▶ STATED PROBLEM:
Collect every line of the records below that contains the word "fibonacci".

Stored dataset items
········

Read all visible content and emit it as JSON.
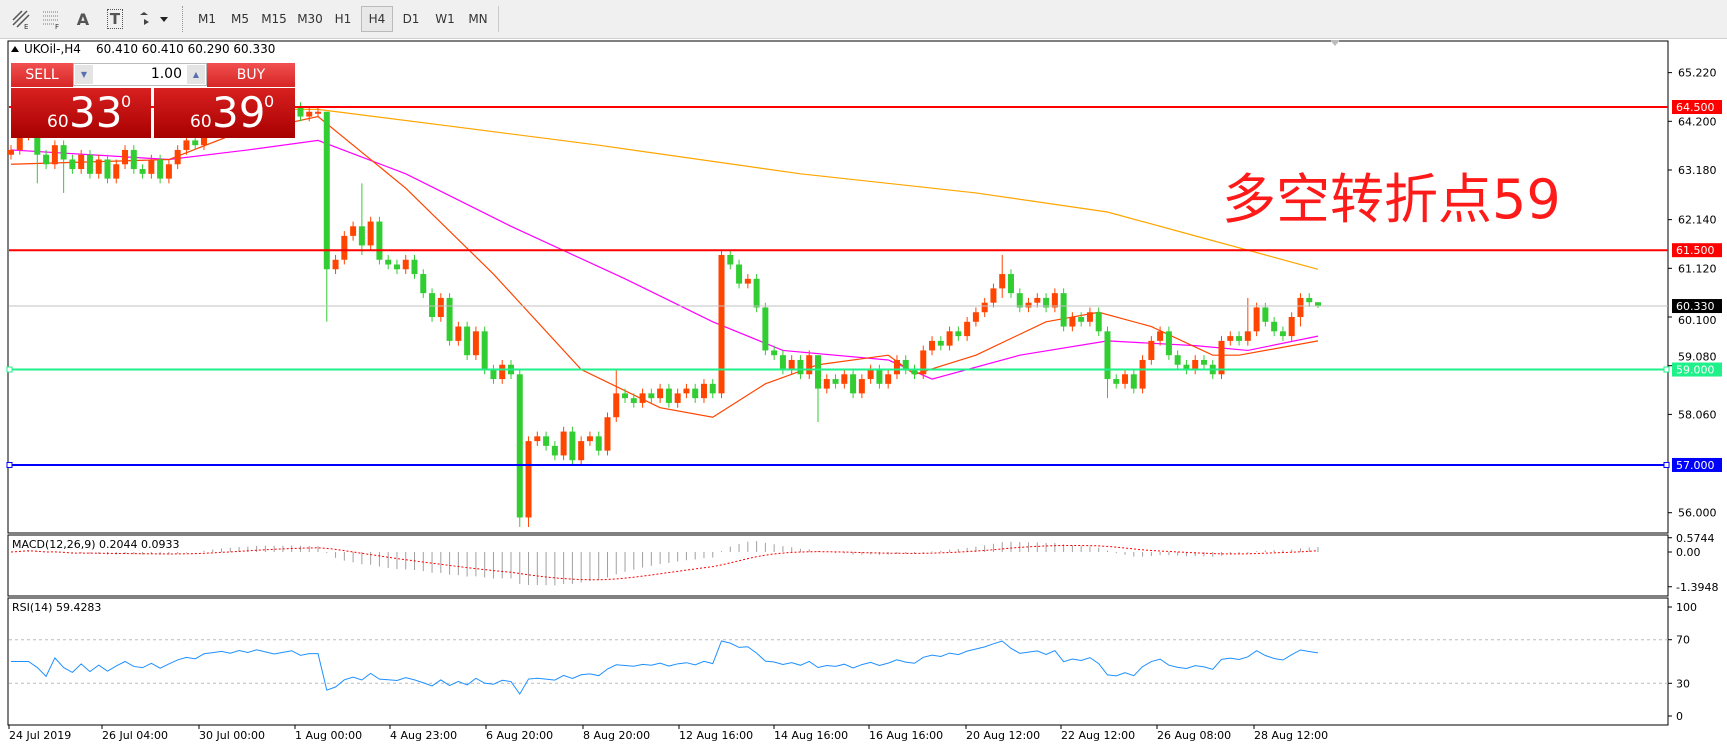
{
  "toolbar": {
    "tools": [
      {
        "icon": "fibonacci-expansion-icon"
      },
      {
        "icon": "fibonacci-fan-icon"
      },
      {
        "icon": "text-label-icon",
        "glyph": "A"
      },
      {
        "icon": "text-box-icon",
        "glyph": "T"
      },
      {
        "icon": "arrows-dropdown-icon"
      }
    ],
    "timeframes": [
      "M1",
      "M5",
      "M15",
      "M30",
      "H1",
      "H4",
      "D1",
      "W1",
      "MN"
    ],
    "active_timeframe": "H4"
  },
  "chart_header": {
    "symbol": "UKOil-,H4",
    "ohlc": "60.410 60.410 60.290 60.330"
  },
  "trade_panel": {
    "sell_label": "SELL",
    "buy_label": "BUY",
    "lot_value": "1.00",
    "sell_price_prefix": "60",
    "sell_price_main": "33",
    "sell_price_sup": "0",
    "buy_price_prefix": "60",
    "buy_price_main": "39",
    "buy_price_sup": "0"
  },
  "annotation": "多空转折点59",
  "colors": {
    "bull": "#FF4500",
    "bear": "#32CD32",
    "ma_fast": "#FF4500",
    "ma_mid": "#FF00FF",
    "ma_slow": "#FFA500",
    "resistance": "#FF0000",
    "pivot": "#1EF08A",
    "support": "#0000FF",
    "current": "#C0C0C0",
    "rsi": "#1E90FF",
    "macd_signal": "#FF0000",
    "macd_hist": "#A0A0A0"
  },
  "chart_data": {
    "type": "candlestick",
    "symbol": "UKOil-",
    "timeframe": "H4",
    "ylim": [
      55.5,
      65.6
    ],
    "price_ticks": [
      "65.220",
      "64.200",
      "63.180",
      "62.140",
      "61.120",
      "60.100",
      "59.080",
      "58.060",
      "56.000"
    ],
    "time_labels": [
      "24 Jul 2019",
      "26 Jul 04:00",
      "30 Jul 00:00",
      "1 Aug 00:00",
      "4 Aug 23:00",
      "6 Aug 20:00",
      "8 Aug 20:00",
      "12 Aug 16:00",
      "14 Aug 16:00",
      "16 Aug 16:00",
      "20 Aug 12:00",
      "22 Aug 12:00",
      "26 Aug 08:00",
      "28 Aug 12:00"
    ],
    "close": [
      63.6,
      63.9,
      64.0,
      63.5,
      63.3,
      63.7,
      63.4,
      63.2,
      63.5,
      63.1,
      63.4,
      63.0,
      63.3,
      63.6,
      63.2,
      63.1,
      63.4,
      63.0,
      63.3,
      63.6,
      63.8,
      63.7,
      64.1,
      64.2,
      64.3,
      64.2,
      64.4,
      64.3,
      64.5,
      64.4,
      64.3,
      64.4,
      64.5,
      64.3,
      64.4,
      64.4,
      61.1,
      61.3,
      61.8,
      62.0,
      61.6,
      62.1,
      61.3,
      61.2,
      61.1,
      61.3,
      61.0,
      60.6,
      60.1,
      60.5,
      59.6,
      59.9,
      59.3,
      59.8,
      59.0,
      58.8,
      59.1,
      58.9,
      55.9,
      57.5,
      57.6,
      57.4,
      57.2,
      57.7,
      57.1,
      57.5,
      57.6,
      57.3,
      58.0,
      58.5,
      58.4,
      58.3,
      58.5,
      58.4,
      58.6,
      58.3,
      58.5,
      58.6,
      58.4,
      58.7,
      58.5,
      61.4,
      61.2,
      60.8,
      60.9,
      60.3,
      59.4,
      59.3,
      59.0,
      59.2,
      58.9,
      59.3,
      58.6,
      58.8,
      58.7,
      58.9,
      58.5,
      58.8,
      59.0,
      58.7,
      58.9,
      59.2,
      59.0,
      58.9,
      59.4,
      59.6,
      59.5,
      59.8,
      59.7,
      60.0,
      60.2,
      60.4,
      60.7,
      61.0,
      60.6,
      60.3,
      60.4,
      60.5,
      60.3,
      60.6,
      59.9,
      60.1,
      60.0,
      60.2,
      59.8,
      58.8,
      58.7,
      58.9,
      58.6,
      59.2,
      59.6,
      59.8,
      59.3,
      59.1,
      59.0,
      59.2,
      59.1,
      58.9,
      59.6,
      59.7,
      59.6,
      59.8,
      60.3,
      60.0,
      59.8,
      59.7,
      60.1,
      60.5,
      60.41,
      60.33
    ],
    "last_bar": {
      "open": 60.41,
      "high": 60.41,
      "low": 60.29,
      "close": 60.33
    },
    "wick_extremes": [
      [
        3,
        64.1,
        62.9
      ],
      [
        6,
        63.8,
        62.7
      ],
      [
        36,
        64.4,
        60.0
      ],
      [
        40,
        62.9,
        61.4
      ],
      [
        58,
        59.0,
        55.7
      ],
      [
        59,
        57.6,
        55.7
      ],
      [
        69,
        59.0,
        57.9
      ],
      [
        81,
        61.5,
        58.4
      ],
      [
        92,
        59.3,
        57.9
      ],
      [
        113,
        61.4,
        60.5
      ],
      [
        125,
        59.9,
        58.4
      ],
      [
        141,
        60.5,
        59.5
      ],
      [
        147,
        60.6,
        59.9
      ]
    ],
    "ma_fast": [
      [
        0,
        63.3
      ],
      [
        18,
        63.4
      ],
      [
        25,
        63.9
      ],
      [
        35,
        64.3
      ],
      [
        45,
        62.8
      ],
      [
        55,
        61.0
      ],
      [
        65,
        59.0
      ],
      [
        74,
        58.2
      ],
      [
        80,
        58.0
      ],
      [
        86,
        58.7
      ],
      [
        92,
        59.1
      ],
      [
        100,
        59.3
      ],
      [
        103,
        58.9
      ],
      [
        110,
        59.3
      ],
      [
        118,
        60.0
      ],
      [
        124,
        60.2
      ],
      [
        130,
        59.9
      ],
      [
        137,
        59.3
      ],
      [
        140,
        59.3
      ],
      [
        149,
        59.6
      ]
    ],
    "ma_mid": [
      [
        0,
        63.6
      ],
      [
        18,
        63.4
      ],
      [
        27,
        63.6
      ],
      [
        35,
        63.8
      ],
      [
        45,
        63.1
      ],
      [
        57,
        62.0
      ],
      [
        70,
        60.9
      ],
      [
        80,
        60.0
      ],
      [
        88,
        59.4
      ],
      [
        100,
        59.2
      ],
      [
        105,
        58.8
      ],
      [
        115,
        59.3
      ],
      [
        125,
        59.6
      ],
      [
        135,
        59.5
      ],
      [
        141,
        59.4
      ],
      [
        149,
        59.7
      ]
    ],
    "ma_slow": [
      [
        30,
        64.45
      ],
      [
        35,
        64.45
      ],
      [
        50,
        64.1
      ],
      [
        67,
        63.7
      ],
      [
        90,
        63.1
      ],
      [
        110,
        62.7
      ],
      [
        125,
        62.3
      ],
      [
        135,
        61.8
      ],
      [
        149,
        61.1
      ]
    ],
    "hlines": [
      {
        "label": "64.500",
        "value": 64.5,
        "color": "#FF0000"
      },
      {
        "label": "61.500",
        "value": 61.5,
        "color": "#FF0000"
      },
      {
        "label": "60.330",
        "value": 60.33,
        "color": "#C0C0C0",
        "label_bg": "#000000"
      },
      {
        "label": "59.000",
        "value": 59.0,
        "color": "#1EF08A"
      },
      {
        "label": "57.000",
        "value": 57.0,
        "color": "#0000FF"
      }
    ],
    "macd": {
      "title": "MACD(12,26,9) 0.2044 0.0933",
      "ticks": [
        "0.5744",
        "0.00",
        "-1.3948"
      ],
      "range": [
        -1.3948,
        0.5744
      ]
    },
    "rsi": {
      "title": "RSI(14) 59.4283",
      "ticks": [
        "100",
        "70",
        "30",
        "0"
      ],
      "levels": [
        70,
        30
      ]
    }
  }
}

········

▶ SOLUTION FOR THIS EXERCISE:
        "icon": "fibonacci-expansion-icon"
        "icon": "fibonacci-fan-icon"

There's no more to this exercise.